[Start of The input]

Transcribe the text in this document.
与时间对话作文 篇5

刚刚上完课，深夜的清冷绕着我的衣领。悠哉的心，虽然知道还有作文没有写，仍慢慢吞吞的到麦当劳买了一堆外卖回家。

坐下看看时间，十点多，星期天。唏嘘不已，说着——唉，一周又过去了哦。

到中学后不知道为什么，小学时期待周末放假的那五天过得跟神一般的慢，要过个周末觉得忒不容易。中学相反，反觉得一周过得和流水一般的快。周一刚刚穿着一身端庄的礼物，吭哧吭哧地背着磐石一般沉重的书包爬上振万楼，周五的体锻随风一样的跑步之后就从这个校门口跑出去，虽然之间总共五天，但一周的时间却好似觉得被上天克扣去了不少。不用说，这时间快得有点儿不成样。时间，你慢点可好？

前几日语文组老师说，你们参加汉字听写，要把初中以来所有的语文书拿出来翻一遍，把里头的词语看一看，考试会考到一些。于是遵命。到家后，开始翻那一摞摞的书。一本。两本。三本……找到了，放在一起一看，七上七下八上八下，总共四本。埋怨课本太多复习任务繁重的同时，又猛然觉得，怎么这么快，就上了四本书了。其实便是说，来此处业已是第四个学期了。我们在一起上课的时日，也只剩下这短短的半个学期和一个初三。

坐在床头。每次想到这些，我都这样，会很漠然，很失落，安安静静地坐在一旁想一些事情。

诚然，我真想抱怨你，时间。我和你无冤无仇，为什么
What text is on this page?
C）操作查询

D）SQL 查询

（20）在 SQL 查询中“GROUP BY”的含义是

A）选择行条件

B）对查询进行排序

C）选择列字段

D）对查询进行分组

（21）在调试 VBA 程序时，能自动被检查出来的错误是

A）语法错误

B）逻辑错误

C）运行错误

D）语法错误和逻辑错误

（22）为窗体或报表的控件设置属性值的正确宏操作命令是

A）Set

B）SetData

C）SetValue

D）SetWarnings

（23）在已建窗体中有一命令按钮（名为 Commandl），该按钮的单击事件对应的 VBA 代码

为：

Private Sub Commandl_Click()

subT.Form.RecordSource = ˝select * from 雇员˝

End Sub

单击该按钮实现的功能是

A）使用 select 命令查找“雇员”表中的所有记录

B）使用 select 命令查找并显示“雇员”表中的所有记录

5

[End of The input]

What the exercise asks | Gather up, from the records above, each line where the word "select" appears.

Answer to this task |
subT.Form.RecordSource = ˝select * from 雇员˝
A）使用 select 命令查找“雇员”表中的所有记录
B）使用 select 命令查找并显示“雇员”表中的所有记录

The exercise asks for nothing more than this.